◆ **DO THIS**:
Sift the material for lines containing "Consumer", and return them.

◇ ◇ ◇ ◇ ◇ ◇ ◇

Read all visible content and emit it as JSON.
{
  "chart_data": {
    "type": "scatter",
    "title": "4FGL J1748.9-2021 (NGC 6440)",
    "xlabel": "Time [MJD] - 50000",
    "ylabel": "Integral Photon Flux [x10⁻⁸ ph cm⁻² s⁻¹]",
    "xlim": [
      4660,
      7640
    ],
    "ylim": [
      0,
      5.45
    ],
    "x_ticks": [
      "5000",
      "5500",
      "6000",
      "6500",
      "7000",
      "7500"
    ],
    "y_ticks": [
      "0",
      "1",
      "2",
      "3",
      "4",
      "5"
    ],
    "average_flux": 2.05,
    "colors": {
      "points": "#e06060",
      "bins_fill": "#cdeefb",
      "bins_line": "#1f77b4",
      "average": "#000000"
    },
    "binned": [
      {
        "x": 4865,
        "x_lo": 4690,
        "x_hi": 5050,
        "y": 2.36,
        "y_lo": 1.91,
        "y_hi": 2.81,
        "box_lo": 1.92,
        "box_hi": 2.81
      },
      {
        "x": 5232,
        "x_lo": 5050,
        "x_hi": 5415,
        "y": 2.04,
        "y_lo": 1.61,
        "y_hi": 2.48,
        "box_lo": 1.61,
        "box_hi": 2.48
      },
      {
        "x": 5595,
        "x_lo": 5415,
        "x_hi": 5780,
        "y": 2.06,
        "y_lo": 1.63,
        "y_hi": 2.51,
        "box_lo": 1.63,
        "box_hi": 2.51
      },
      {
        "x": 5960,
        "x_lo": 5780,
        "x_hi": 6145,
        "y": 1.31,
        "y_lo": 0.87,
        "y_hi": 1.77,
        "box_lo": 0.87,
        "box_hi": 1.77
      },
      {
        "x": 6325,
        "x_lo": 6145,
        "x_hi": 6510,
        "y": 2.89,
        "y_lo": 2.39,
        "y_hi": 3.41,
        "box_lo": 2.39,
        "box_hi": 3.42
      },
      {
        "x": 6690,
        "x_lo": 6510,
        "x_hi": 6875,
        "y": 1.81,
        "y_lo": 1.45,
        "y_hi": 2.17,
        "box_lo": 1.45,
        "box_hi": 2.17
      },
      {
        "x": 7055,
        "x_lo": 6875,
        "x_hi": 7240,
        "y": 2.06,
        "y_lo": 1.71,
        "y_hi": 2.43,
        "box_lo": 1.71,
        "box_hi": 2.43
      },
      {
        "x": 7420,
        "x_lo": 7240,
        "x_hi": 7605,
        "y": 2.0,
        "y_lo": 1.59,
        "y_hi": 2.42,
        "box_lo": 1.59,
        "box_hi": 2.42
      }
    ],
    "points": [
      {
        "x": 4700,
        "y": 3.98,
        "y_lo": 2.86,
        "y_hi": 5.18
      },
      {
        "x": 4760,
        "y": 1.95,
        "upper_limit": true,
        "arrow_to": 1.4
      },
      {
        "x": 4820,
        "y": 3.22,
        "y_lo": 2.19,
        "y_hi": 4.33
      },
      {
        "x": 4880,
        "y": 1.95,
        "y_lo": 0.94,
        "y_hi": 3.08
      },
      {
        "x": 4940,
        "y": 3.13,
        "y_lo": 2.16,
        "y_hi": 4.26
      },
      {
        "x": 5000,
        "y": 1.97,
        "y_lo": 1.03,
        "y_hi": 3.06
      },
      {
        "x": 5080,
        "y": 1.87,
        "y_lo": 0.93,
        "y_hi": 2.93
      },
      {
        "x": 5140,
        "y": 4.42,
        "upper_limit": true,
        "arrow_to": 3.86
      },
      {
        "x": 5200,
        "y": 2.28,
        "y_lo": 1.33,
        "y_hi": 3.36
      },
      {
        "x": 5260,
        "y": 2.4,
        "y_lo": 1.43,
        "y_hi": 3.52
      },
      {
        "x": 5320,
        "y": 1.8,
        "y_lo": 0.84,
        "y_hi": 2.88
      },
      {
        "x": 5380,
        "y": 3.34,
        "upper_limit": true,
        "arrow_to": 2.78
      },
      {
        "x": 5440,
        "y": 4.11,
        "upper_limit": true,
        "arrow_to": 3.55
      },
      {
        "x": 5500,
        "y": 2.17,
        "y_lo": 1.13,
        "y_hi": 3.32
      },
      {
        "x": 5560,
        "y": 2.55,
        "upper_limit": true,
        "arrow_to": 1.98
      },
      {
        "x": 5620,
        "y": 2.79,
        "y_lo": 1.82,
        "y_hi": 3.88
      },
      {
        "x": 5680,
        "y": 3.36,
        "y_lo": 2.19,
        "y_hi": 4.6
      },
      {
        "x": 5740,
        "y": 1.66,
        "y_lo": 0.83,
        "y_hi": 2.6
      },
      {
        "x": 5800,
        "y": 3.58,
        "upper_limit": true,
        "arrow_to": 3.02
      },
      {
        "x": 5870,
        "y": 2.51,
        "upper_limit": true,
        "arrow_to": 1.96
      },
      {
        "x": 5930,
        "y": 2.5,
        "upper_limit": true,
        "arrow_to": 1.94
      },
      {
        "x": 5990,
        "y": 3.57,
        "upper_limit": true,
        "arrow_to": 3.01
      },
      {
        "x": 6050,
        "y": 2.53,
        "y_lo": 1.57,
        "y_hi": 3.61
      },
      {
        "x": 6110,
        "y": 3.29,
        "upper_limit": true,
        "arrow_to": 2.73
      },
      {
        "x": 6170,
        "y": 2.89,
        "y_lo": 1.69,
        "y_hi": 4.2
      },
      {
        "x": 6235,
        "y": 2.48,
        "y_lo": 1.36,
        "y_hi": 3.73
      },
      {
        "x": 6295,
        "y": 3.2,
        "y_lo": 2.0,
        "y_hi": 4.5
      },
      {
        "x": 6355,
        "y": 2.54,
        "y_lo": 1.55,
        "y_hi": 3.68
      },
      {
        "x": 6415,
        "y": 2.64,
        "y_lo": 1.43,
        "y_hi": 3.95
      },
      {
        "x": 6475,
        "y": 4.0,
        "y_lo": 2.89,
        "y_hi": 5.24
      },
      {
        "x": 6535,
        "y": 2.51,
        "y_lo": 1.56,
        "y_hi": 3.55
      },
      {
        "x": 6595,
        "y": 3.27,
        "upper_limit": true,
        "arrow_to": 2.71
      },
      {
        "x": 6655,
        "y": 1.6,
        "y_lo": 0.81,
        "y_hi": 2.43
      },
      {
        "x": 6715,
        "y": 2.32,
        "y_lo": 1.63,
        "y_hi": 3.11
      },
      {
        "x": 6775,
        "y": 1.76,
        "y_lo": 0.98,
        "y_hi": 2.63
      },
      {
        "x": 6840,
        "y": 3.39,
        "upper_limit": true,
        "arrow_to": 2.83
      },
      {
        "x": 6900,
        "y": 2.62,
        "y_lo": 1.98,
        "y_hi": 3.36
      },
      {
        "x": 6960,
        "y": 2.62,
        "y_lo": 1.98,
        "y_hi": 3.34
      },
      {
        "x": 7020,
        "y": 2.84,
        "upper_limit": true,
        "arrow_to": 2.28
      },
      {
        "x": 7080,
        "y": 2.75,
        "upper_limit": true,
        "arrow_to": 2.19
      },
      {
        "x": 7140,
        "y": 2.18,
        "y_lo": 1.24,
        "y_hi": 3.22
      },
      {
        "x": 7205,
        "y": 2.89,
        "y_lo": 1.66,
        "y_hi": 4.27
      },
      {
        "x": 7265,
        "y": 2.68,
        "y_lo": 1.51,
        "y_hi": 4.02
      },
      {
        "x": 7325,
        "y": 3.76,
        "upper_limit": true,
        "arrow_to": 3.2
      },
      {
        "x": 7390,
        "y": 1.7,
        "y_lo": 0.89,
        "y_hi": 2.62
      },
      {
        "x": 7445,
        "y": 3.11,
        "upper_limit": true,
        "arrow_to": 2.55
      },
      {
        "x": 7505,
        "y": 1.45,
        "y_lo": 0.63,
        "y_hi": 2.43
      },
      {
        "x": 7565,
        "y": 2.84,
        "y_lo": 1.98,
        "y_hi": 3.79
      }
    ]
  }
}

◇ ◇ ◇ ◇ ◇ ◇ ◇

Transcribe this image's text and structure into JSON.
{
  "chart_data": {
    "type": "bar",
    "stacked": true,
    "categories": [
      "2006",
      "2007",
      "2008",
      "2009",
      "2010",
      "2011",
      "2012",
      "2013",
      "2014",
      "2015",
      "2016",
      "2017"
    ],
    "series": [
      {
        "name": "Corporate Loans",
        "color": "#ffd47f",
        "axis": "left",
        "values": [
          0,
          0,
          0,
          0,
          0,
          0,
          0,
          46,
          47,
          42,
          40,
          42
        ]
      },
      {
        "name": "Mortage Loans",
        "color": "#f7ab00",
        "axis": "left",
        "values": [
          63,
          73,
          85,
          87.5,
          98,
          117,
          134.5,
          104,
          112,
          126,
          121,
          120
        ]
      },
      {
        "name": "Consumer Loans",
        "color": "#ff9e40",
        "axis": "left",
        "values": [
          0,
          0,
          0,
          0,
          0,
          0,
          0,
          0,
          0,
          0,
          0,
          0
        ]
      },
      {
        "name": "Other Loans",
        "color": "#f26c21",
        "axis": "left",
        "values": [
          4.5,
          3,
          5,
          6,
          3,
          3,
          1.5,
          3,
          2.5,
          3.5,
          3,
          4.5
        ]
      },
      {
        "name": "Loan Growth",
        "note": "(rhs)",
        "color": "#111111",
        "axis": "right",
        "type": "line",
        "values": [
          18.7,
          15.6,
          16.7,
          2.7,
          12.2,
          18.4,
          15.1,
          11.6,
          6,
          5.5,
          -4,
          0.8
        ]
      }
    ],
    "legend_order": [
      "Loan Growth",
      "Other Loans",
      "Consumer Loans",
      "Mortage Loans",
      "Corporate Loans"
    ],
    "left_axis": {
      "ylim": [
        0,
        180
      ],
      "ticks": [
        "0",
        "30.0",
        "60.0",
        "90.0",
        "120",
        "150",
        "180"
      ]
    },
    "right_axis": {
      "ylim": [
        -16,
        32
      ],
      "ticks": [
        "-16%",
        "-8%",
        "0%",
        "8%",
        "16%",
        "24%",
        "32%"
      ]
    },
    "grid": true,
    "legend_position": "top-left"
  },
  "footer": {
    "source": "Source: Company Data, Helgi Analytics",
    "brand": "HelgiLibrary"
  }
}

◇ ◇ ◇ ◇ ◇ ◇ ◇

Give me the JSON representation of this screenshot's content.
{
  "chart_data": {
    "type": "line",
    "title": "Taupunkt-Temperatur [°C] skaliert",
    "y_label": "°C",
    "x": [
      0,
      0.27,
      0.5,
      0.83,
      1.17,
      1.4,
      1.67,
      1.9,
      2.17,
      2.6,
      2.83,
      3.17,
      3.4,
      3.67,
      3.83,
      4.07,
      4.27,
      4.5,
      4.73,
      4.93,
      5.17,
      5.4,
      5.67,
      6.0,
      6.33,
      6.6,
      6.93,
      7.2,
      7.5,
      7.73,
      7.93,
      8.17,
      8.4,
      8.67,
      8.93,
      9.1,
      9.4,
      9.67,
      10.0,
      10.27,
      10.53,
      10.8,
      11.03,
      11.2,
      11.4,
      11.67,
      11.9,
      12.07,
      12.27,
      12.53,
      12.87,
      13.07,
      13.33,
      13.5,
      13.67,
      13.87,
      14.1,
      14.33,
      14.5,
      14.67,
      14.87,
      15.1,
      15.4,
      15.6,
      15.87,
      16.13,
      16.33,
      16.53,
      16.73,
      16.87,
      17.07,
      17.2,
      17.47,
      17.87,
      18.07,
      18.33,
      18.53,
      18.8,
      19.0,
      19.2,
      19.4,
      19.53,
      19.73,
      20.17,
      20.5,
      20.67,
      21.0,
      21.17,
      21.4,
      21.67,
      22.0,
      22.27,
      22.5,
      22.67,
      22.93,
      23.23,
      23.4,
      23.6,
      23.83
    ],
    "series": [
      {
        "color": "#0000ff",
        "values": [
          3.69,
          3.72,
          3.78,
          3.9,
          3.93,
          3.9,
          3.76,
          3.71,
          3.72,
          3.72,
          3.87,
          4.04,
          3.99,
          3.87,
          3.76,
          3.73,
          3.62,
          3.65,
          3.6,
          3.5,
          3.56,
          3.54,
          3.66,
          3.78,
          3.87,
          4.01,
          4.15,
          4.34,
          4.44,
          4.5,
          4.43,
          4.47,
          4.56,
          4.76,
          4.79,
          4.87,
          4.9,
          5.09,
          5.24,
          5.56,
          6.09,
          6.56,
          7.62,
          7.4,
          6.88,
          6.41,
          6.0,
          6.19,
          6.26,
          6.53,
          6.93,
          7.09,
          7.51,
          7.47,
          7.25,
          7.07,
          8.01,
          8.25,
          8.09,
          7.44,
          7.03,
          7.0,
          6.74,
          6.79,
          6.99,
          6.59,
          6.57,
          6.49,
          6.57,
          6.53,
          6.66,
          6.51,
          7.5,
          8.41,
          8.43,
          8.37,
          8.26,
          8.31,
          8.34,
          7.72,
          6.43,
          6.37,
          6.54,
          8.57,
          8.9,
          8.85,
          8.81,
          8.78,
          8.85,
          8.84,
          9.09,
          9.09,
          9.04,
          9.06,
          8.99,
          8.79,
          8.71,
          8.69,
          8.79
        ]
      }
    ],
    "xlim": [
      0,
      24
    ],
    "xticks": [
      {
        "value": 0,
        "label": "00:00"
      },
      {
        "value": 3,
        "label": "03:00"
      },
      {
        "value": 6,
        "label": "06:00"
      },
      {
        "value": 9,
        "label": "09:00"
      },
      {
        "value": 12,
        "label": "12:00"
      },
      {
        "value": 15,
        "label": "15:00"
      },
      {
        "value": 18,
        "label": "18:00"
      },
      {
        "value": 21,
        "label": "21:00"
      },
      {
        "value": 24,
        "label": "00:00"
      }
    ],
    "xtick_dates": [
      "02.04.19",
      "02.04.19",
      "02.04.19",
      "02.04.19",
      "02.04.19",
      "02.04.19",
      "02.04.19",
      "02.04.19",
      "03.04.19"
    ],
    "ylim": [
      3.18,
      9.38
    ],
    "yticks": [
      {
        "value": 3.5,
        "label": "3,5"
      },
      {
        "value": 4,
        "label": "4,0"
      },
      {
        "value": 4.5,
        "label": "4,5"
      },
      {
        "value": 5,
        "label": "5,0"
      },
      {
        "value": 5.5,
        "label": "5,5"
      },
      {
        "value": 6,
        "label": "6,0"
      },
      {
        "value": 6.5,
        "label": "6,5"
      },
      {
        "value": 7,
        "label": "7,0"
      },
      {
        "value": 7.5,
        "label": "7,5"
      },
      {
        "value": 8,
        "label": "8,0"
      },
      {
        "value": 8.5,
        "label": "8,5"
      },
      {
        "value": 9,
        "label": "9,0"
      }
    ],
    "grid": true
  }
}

◇ ◇ ◇ ◇ ◇ ◇ ◇

◆ **RESPONSE FOR THIS EXERCISE**:
        "name": "Consumer Loans",
      "Consumer Loans",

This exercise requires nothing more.